## WHAT THIS TASK INVOLVES
Collect each line of the records containing the string "Coverage".

[Records about charts and figures]
..........

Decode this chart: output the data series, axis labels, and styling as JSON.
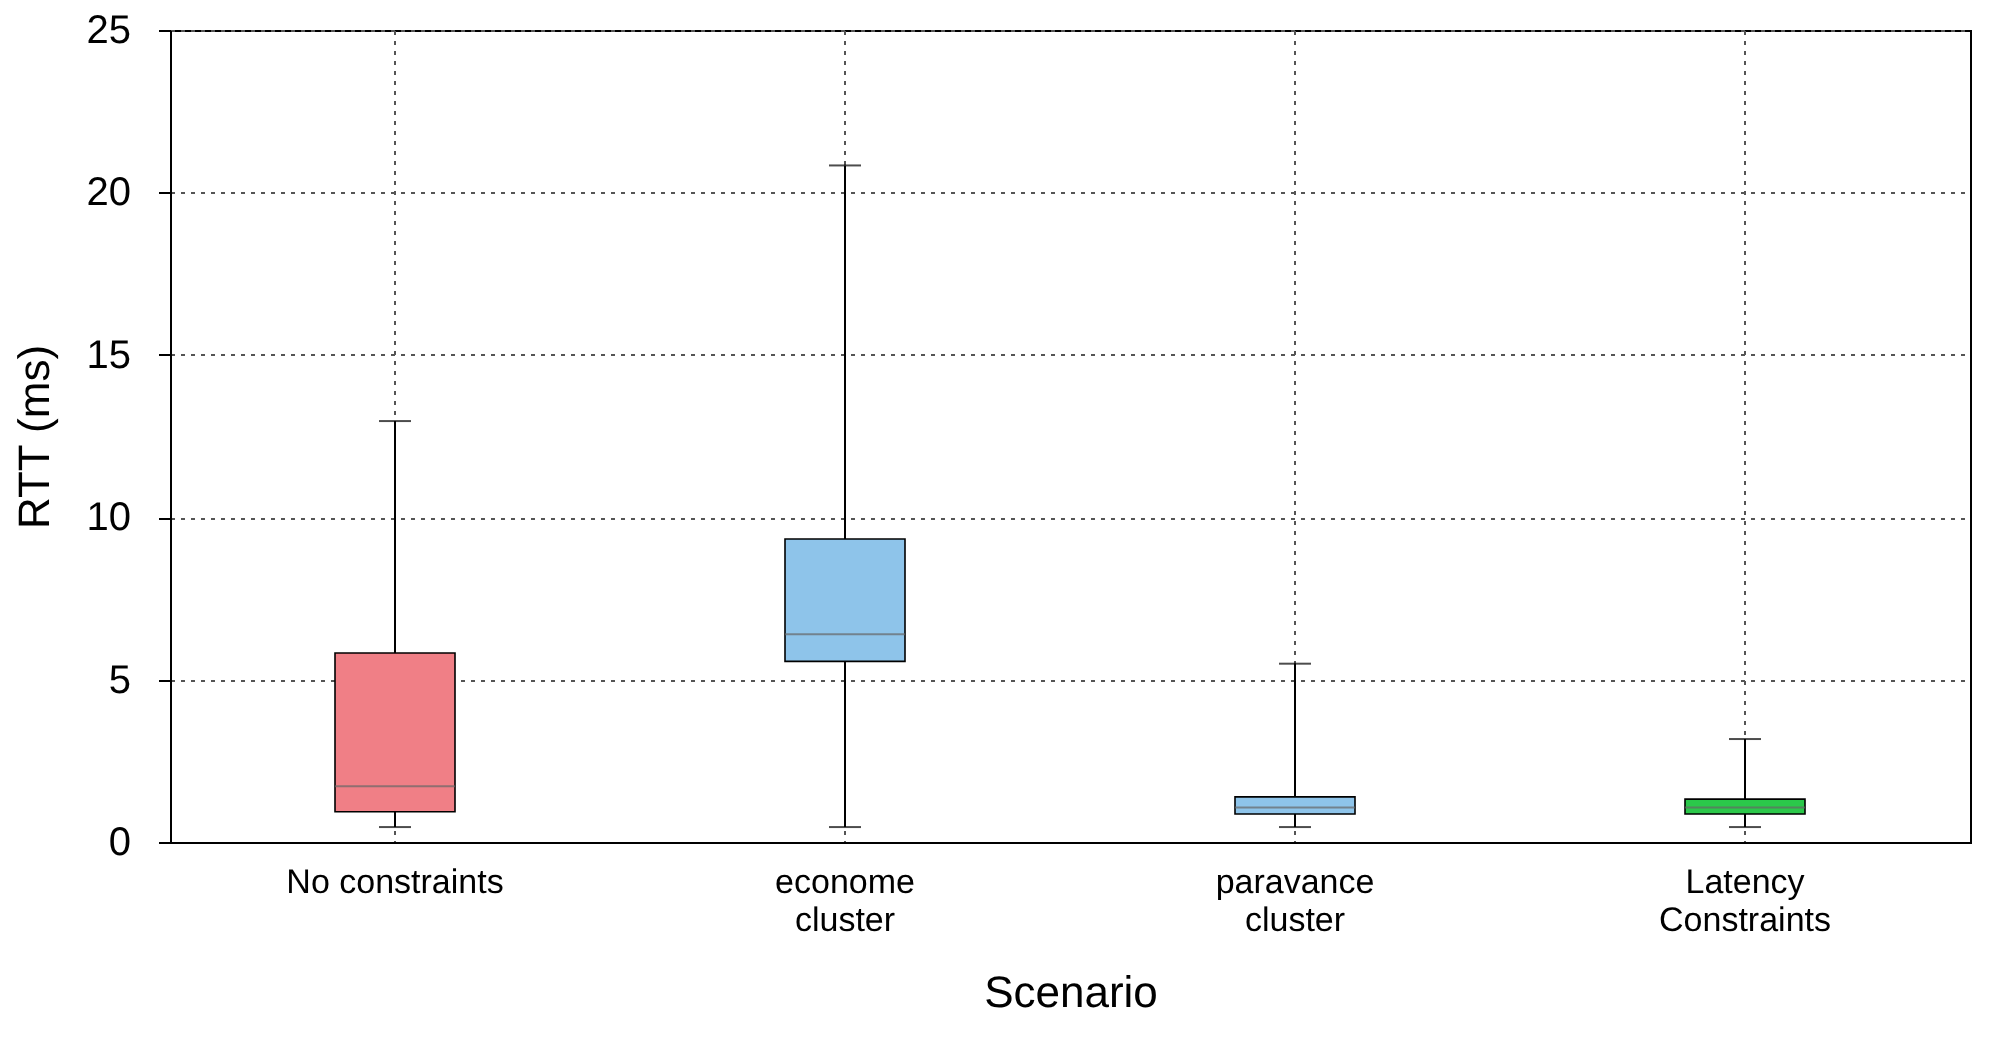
{
  "chart_data": {
    "type": "box",
    "xlabel": "Scenario",
    "ylabel": "RTT (ms)",
    "categories": [
      "No constraints",
      "econome\ncluster",
      "paravance\ncluster",
      "Latency\nConstraints"
    ],
    "boxes": [
      {
        "low": 0.46,
        "q1": 0.93,
        "median": 1.72,
        "q3": 5.82,
        "high": 12.96
      },
      {
        "low": 0.46,
        "q1": 5.56,
        "median": 6.4,
        "q3": 9.33,
        "high": 20.83
      },
      {
        "low": 0.46,
        "q1": 0.86,
        "median": 1.06,
        "q3": 1.39,
        "high": 5.49
      },
      {
        "low": 0.46,
        "q1": 0.86,
        "median": 1.06,
        "q3": 1.32,
        "high": 3.17
      }
    ],
    "colors": [
      "#f07f86",
      "#8ec4ea",
      "#8ec4ea",
      "#2bc84a"
    ],
    "ylim": [
      0,
      25
    ],
    "yticks": [
      0,
      5,
      10,
      15,
      20,
      25
    ],
    "grid": true
  }
}
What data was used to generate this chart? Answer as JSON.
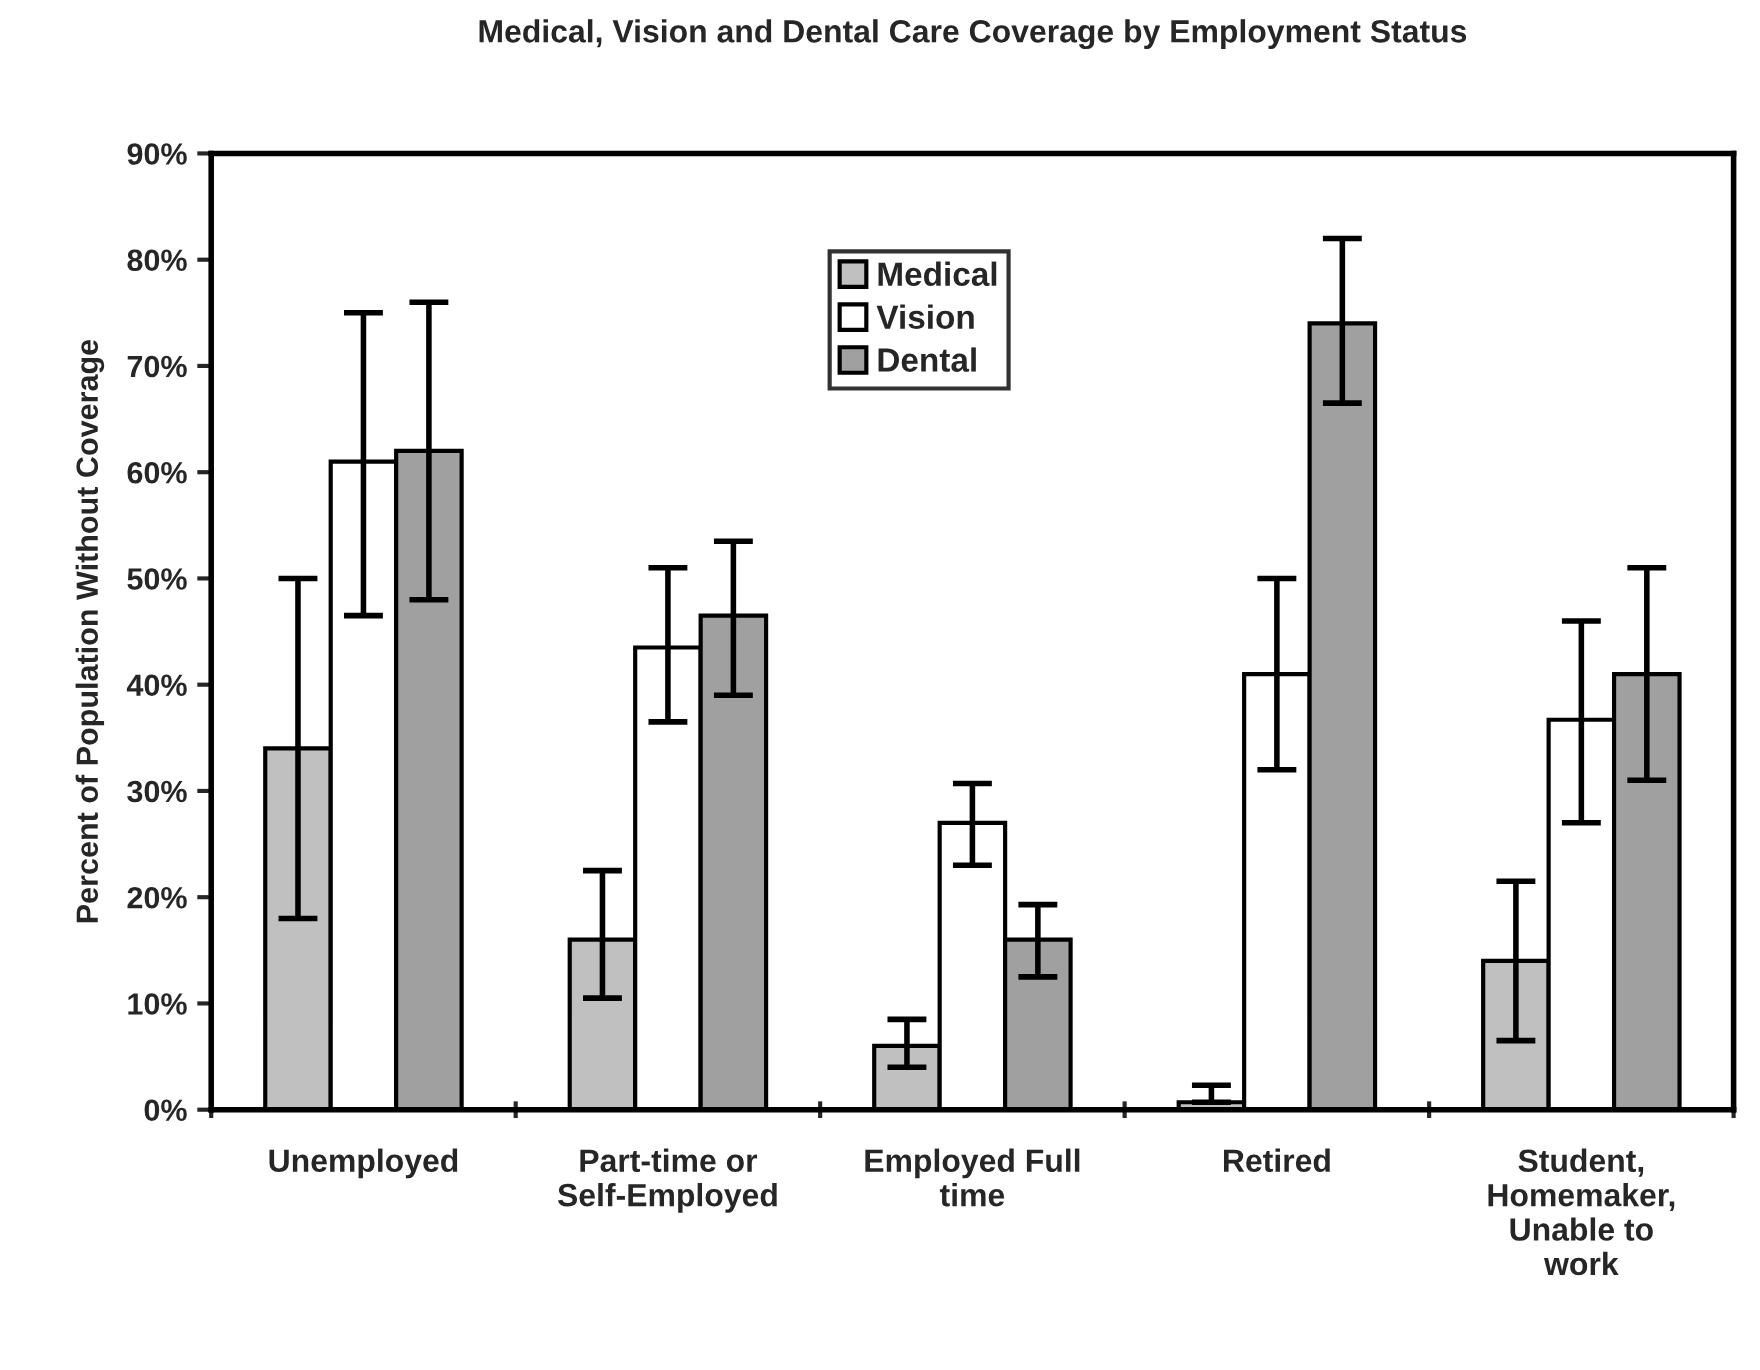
{
  "chart_data": {
    "type": "bar",
    "title": "Medical, Vision and Dental Care Coverage by Employment Status",
    "ylabel": "Percent of Population Without Coverage",
    "categories": [
      "Unemployed",
      "Part-time or\nSelf-Employed",
      "Employed Full\ntime",
      "Retired",
      "Student,\nHomemaker,\nUnable to\nwork"
    ],
    "series": [
      {
        "name": "Medical",
        "color": "#c0c0c0",
        "values": [
          34,
          16,
          6,
          0.7,
          14
        ],
        "errors": [
          [
            18,
            50
          ],
          [
            10.5,
            22.5
          ],
          [
            4,
            8.5
          ],
          [
            0.7,
            2.3
          ],
          [
            6.5,
            21.5
          ]
        ]
      },
      {
        "name": "Vision",
        "color": "#ffffff",
        "values": [
          61,
          43.5,
          27,
          41,
          36.7
        ],
        "errors": [
          [
            46.5,
            75
          ],
          [
            36.5,
            51
          ],
          [
            23,
            30.7
          ],
          [
            32,
            50
          ],
          [
            27,
            46
          ]
        ]
      },
      {
        "name": "Dental",
        "color": "#a0a0a0",
        "values": [
          62,
          46.5,
          16,
          74,
          41
        ],
        "errors": [
          [
            48,
            76
          ],
          [
            39,
            53.5
          ],
          [
            12.5,
            19.3
          ],
          [
            66.5,
            82
          ],
          [
            31,
            51
          ]
        ]
      }
    ],
    "ylim": [
      0,
      90
    ],
    "yticks": [
      {
        "value": 0,
        "label": "0%"
      },
      {
        "value": 10,
        "label": "10%"
      },
      {
        "value": 20,
        "label": "20%"
      },
      {
        "value": 30,
        "label": "30%"
      },
      {
        "value": 40,
        "label": "40%"
      },
      {
        "value": 50,
        "label": "50%"
      },
      {
        "value": 60,
        "label": "60%"
      },
      {
        "value": 70,
        "label": "70%"
      },
      {
        "value": 80,
        "label": "80%"
      },
      {
        "value": 90,
        "label": "90%"
      }
    ],
    "grid": false,
    "legend": "top"
  }
}
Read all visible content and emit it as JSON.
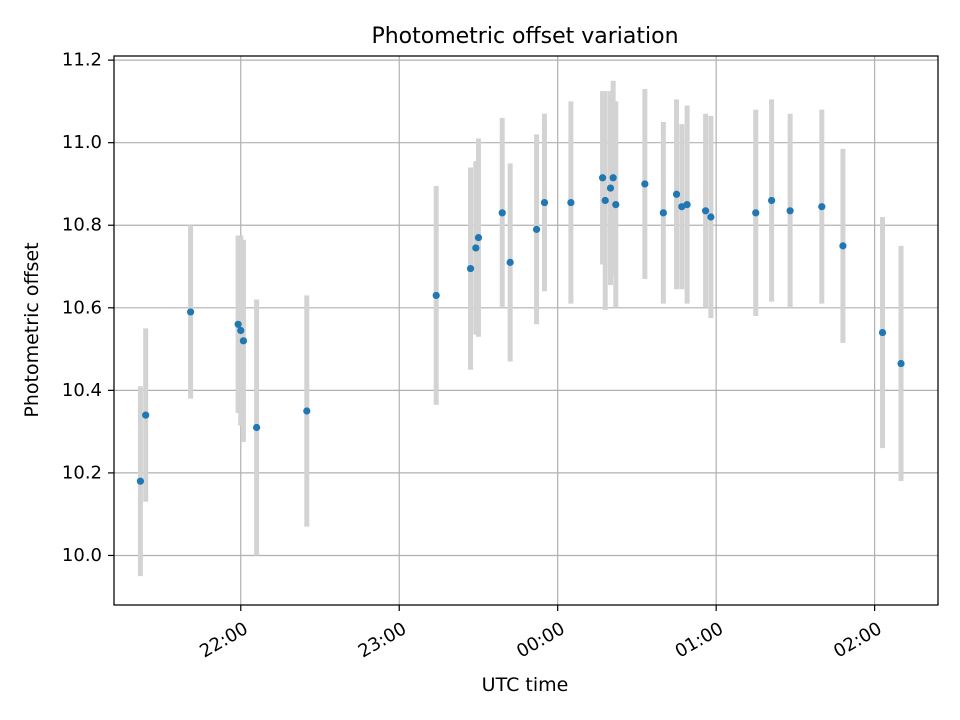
{
  "colors": {
    "point": "#1f77b4",
    "errorbar": "#d3d3d3",
    "grid": "#b0b0b0",
    "axes": "#000000"
  },
  "chart_data": {
    "type": "scatter",
    "title": "Photometric offset variation",
    "xlabel": "UTC time",
    "ylabel": "Photometric offset",
    "grid": true,
    "x_units": "UTC time (HH:MM)",
    "xlim": [
      "21:12",
      "02:24"
    ],
    "ylim": [
      9.88,
      11.21
    ],
    "xticks": [
      "22:00",
      "23:00",
      "00:00",
      "01:00",
      "02:00"
    ],
    "yticks": [
      "10.0",
      "10.2",
      "10.4",
      "10.6",
      "10.8",
      "11.0",
      "11.2"
    ],
    "series": [
      {
        "marker": "point",
        "errorbars": "symmetric vertical",
        "points": [
          {
            "x": "21:22",
            "y": 10.18,
            "err": 0.23
          },
          {
            "x": "21:24",
            "y": 10.34,
            "err": 0.21
          },
          {
            "x": "21:41",
            "y": 10.59,
            "err": 0.21
          },
          {
            "x": "21:59",
            "y": 10.56,
            "err": 0.215
          },
          {
            "x": "22:00",
            "y": 10.545,
            "err": 0.23
          },
          {
            "x": "22:01",
            "y": 10.52,
            "err": 0.245
          },
          {
            "x": "22:06",
            "y": 10.31,
            "err": 0.31
          },
          {
            "x": "22:25",
            "y": 10.35,
            "err": 0.28
          },
          {
            "x": "23:14",
            "y": 10.63,
            "err": 0.265
          },
          {
            "x": "23:27",
            "y": 10.695,
            "err": 0.245
          },
          {
            "x": "23:29",
            "y": 10.745,
            "err": 0.21
          },
          {
            "x": "23:30",
            "y": 10.77,
            "err": 0.24
          },
          {
            "x": "23:39",
            "y": 10.83,
            "err": 0.23
          },
          {
            "x": "23:42",
            "y": 10.71,
            "err": 0.24
          },
          {
            "x": "23:52",
            "y": 10.79,
            "err": 0.23
          },
          {
            "x": "23:55",
            "y": 10.855,
            "err": 0.215
          },
          {
            "x": "00:05",
            "y": 10.855,
            "err": 0.245
          },
          {
            "x": "00:17",
            "y": 10.915,
            "err": 0.21
          },
          {
            "x": "00:18",
            "y": 10.86,
            "err": 0.265
          },
          {
            "x": "00:20",
            "y": 10.89,
            "err": 0.235
          },
          {
            "x": "00:21",
            "y": 10.915,
            "err": 0.235
          },
          {
            "x": "00:22",
            "y": 10.85,
            "err": 0.25
          },
          {
            "x": "00:33",
            "y": 10.9,
            "err": 0.23
          },
          {
            "x": "00:40",
            "y": 10.83,
            "err": 0.22
          },
          {
            "x": "00:45",
            "y": 10.875,
            "err": 0.23
          },
          {
            "x": "00:47",
            "y": 10.845,
            "err": 0.2
          },
          {
            "x": "00:49",
            "y": 10.85,
            "err": 0.24
          },
          {
            "x": "00:56",
            "y": 10.835,
            "err": 0.235
          },
          {
            "x": "00:58",
            "y": 10.82,
            "err": 0.245
          },
          {
            "x": "01:15",
            "y": 10.83,
            "err": 0.25
          },
          {
            "x": "01:21",
            "y": 10.86,
            "err": 0.245
          },
          {
            "x": "01:28",
            "y": 10.835,
            "err": 0.235
          },
          {
            "x": "01:40",
            "y": 10.845,
            "err": 0.235
          },
          {
            "x": "01:48",
            "y": 10.75,
            "err": 0.235
          },
          {
            "x": "02:03",
            "y": 10.54,
            "err": 0.28
          },
          {
            "x": "02:10",
            "y": 10.465,
            "err": 0.285
          }
        ]
      }
    ]
  }
}
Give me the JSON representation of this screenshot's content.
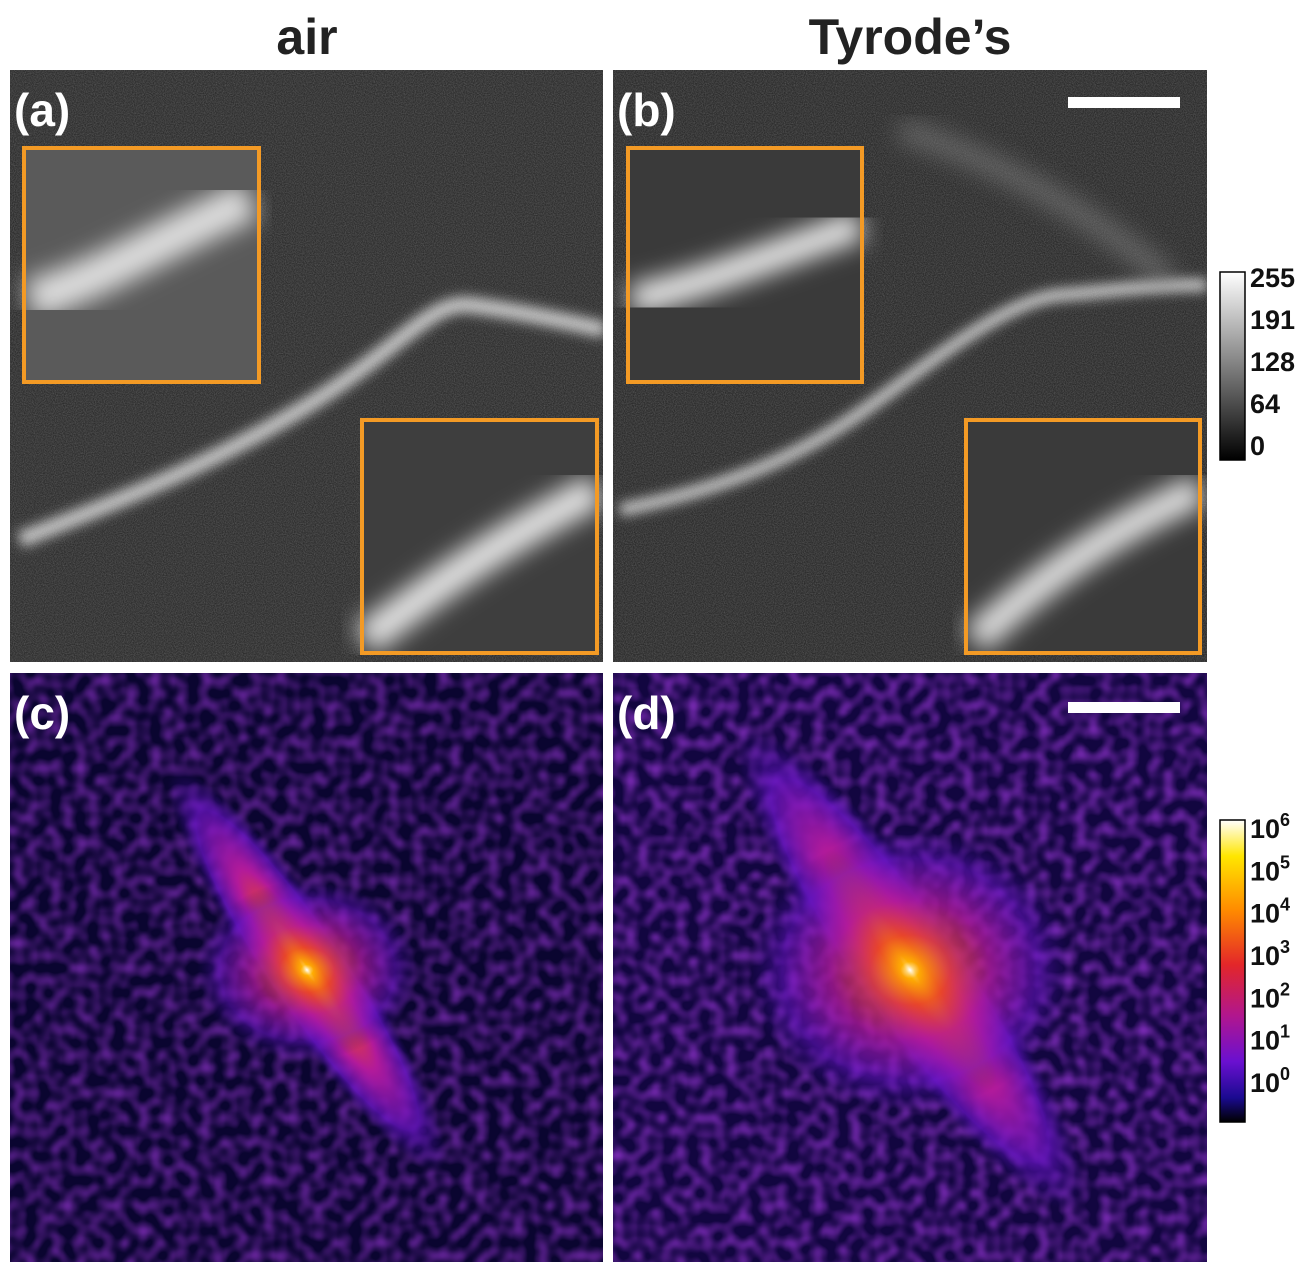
{
  "columns": [
    "air",
    "Tyrode’s"
  ],
  "panels": [
    "(a)",
    "(b)",
    "(c)",
    "(d)"
  ],
  "colorbar_linear": {
    "ticks": [
      "255",
      "191",
      "128",
      "64",
      "0"
    ]
  },
  "colorbar_log": {
    "ticks": [
      {
        "base": "10",
        "exponent": "6"
      },
      {
        "base": "10",
        "exponent": "5"
      },
      {
        "base": "10",
        "exponent": "4"
      },
      {
        "base": "10",
        "exponent": "3"
      },
      {
        "base": "10",
        "exponent": "2"
      },
      {
        "base": "10",
        "exponent": "1"
      },
      {
        "base": "10",
        "exponent": "0"
      }
    ]
  }
}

..........

## TASK RESULT
    "title": "Medical, Vision and Dental Care Coverage by Employment Status",
    "ylabel": "Percent of Population Without Coverage",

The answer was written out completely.